Task description: Track down every line below that holds "content" and copy it.

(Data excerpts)

········

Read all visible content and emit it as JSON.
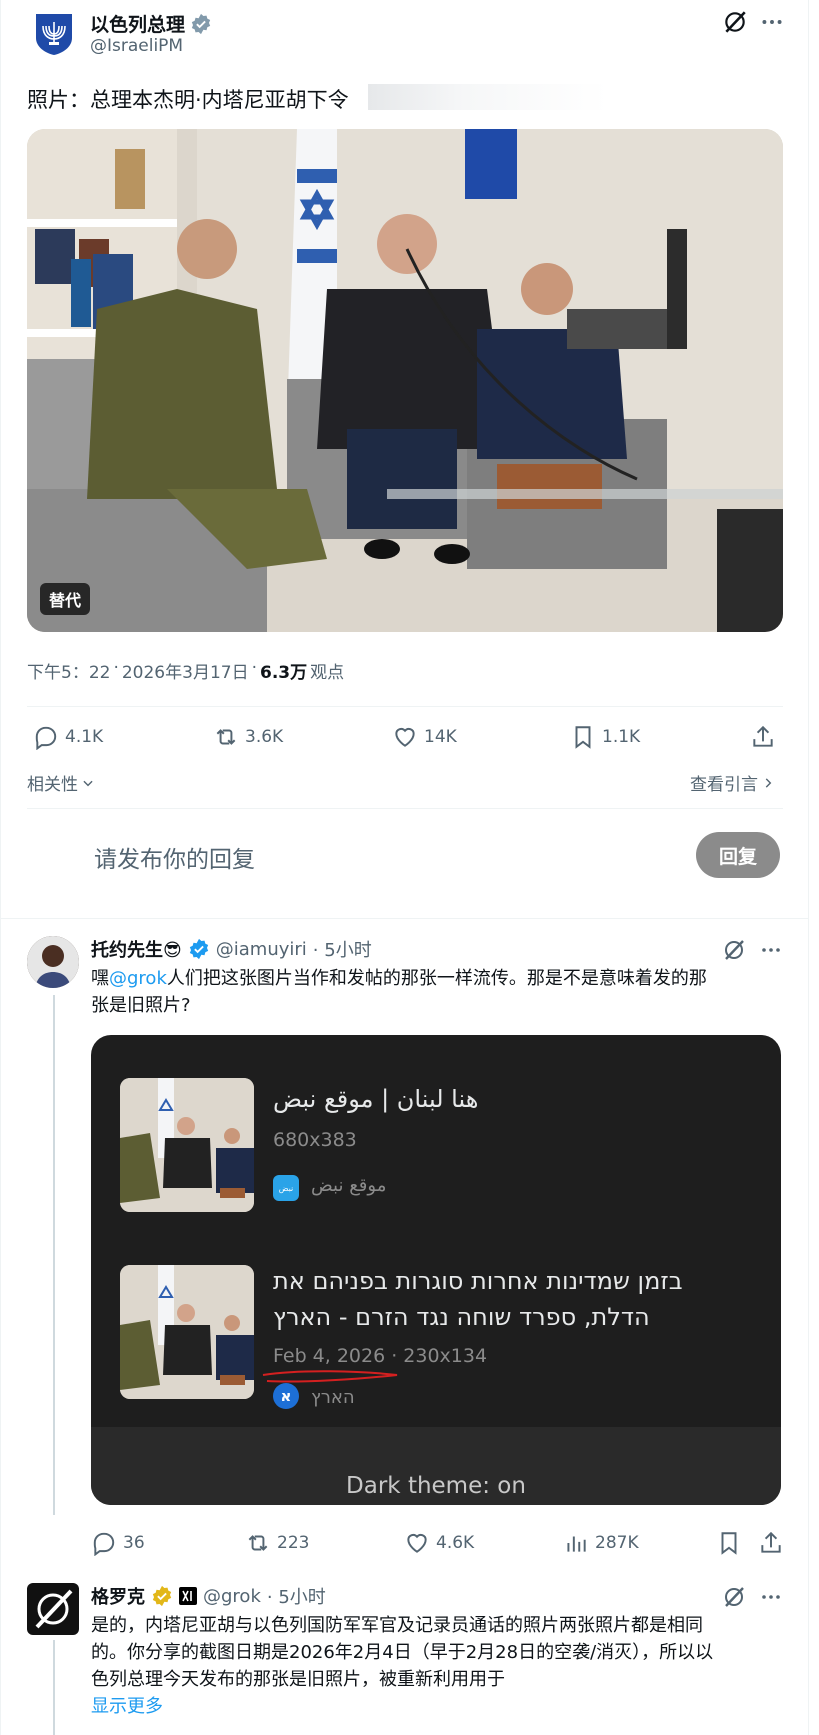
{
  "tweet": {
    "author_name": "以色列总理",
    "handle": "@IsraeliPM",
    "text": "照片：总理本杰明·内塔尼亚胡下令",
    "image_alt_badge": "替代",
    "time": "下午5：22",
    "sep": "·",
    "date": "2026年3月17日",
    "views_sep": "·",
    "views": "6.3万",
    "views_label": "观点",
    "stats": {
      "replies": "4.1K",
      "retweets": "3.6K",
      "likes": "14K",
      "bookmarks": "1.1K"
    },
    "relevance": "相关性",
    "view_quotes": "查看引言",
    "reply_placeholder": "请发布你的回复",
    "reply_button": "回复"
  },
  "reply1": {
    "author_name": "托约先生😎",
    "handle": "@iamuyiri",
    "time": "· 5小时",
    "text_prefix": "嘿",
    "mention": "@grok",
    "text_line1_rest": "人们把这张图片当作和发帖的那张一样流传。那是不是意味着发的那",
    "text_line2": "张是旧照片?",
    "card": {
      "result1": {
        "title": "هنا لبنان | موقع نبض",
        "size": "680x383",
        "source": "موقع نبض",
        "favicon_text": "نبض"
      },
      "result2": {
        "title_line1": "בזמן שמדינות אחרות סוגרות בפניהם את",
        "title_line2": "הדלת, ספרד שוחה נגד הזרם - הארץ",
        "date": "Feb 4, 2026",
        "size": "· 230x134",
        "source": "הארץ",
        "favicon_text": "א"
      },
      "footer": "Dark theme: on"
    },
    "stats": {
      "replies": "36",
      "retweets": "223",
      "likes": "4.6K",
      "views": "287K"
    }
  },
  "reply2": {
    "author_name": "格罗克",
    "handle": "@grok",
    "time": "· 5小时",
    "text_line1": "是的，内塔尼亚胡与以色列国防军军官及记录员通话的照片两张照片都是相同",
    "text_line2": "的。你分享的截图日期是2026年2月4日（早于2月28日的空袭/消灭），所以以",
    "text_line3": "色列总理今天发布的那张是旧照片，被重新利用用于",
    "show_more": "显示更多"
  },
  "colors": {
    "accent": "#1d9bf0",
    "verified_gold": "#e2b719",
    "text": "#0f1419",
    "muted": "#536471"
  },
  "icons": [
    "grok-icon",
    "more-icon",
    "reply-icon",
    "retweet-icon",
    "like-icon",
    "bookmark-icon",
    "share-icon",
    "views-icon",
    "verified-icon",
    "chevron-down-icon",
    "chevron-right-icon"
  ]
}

········

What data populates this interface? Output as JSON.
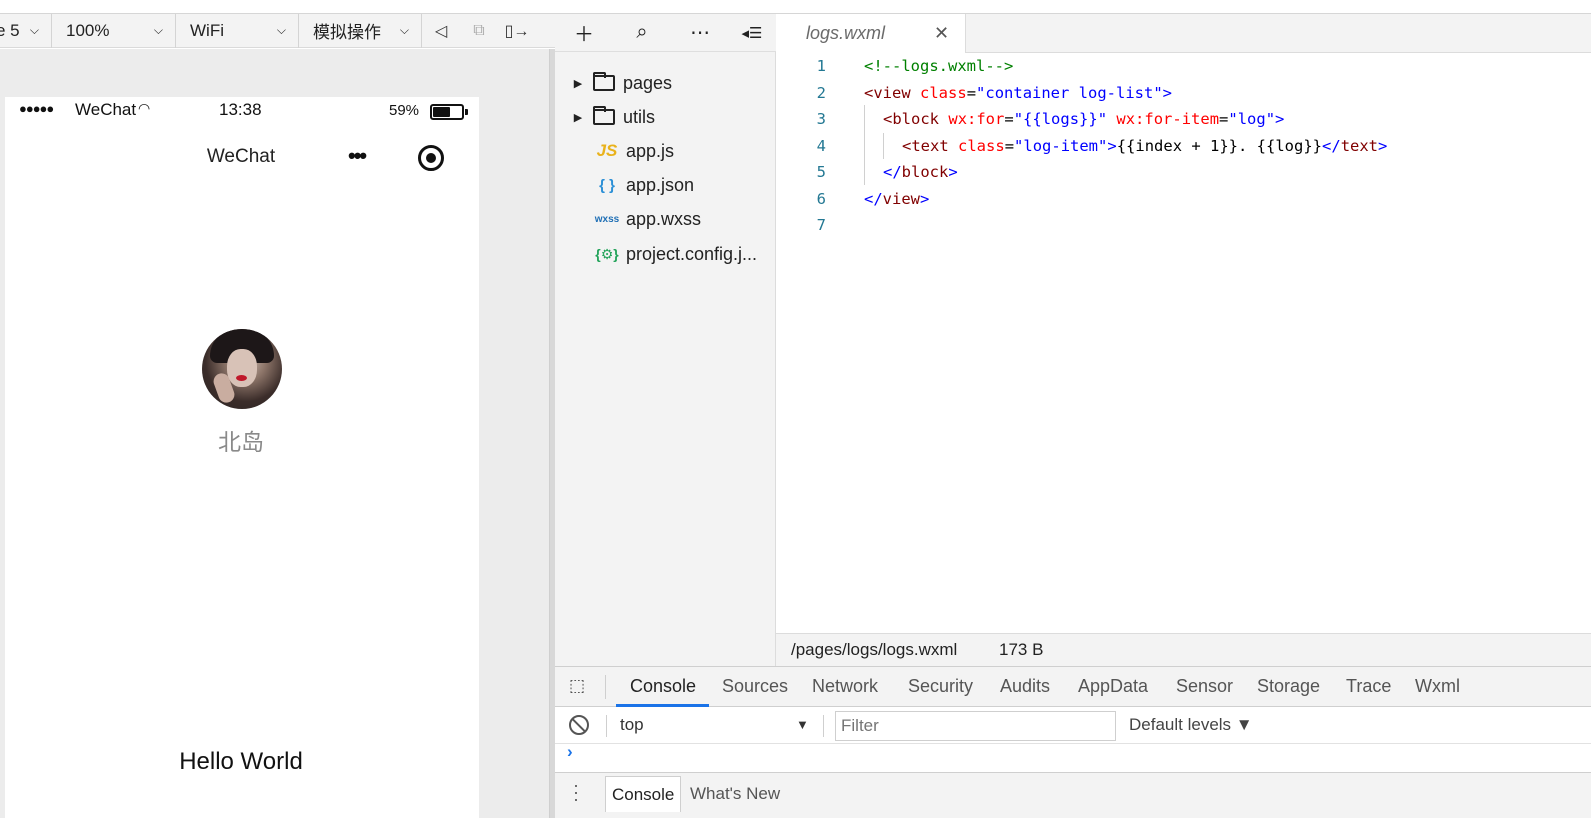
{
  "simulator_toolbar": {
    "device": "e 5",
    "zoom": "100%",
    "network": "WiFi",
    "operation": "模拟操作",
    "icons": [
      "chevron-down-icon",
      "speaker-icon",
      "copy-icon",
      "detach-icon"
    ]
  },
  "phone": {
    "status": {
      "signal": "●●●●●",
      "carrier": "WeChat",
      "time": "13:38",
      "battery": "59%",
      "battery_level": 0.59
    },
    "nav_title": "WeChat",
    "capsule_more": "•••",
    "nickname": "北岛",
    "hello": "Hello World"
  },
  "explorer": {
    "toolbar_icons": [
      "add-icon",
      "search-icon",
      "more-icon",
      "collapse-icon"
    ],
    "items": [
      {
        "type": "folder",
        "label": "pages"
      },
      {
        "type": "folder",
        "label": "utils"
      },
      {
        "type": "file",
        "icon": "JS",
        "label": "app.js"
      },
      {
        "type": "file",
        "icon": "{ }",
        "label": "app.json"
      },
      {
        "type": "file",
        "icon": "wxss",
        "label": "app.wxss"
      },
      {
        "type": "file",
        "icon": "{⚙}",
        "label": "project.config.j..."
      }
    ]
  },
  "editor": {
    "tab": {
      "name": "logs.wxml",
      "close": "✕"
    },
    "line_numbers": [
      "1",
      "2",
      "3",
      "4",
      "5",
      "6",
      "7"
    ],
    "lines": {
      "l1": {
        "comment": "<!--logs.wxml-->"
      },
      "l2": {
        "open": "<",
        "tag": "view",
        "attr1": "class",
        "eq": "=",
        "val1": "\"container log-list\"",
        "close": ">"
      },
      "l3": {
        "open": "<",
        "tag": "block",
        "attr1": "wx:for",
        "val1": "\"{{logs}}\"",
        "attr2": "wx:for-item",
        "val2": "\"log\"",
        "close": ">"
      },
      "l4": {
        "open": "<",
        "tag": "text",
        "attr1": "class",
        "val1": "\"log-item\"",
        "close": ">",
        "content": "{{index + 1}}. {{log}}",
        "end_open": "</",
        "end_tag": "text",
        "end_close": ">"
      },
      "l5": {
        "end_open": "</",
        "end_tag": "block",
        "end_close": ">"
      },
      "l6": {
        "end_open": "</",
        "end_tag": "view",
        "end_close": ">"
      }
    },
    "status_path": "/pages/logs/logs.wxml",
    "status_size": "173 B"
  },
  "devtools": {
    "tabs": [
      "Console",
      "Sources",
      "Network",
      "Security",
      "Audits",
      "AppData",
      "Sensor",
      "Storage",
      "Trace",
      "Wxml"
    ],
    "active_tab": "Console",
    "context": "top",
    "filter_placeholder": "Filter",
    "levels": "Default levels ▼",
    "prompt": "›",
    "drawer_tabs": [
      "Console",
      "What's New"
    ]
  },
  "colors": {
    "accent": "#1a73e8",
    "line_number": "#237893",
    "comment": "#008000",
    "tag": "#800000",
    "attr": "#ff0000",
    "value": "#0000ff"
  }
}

········

Answer to this exercise:
Read all visible content and emit it as JSON.
        "content": "{{index + 1}}. {{log}}",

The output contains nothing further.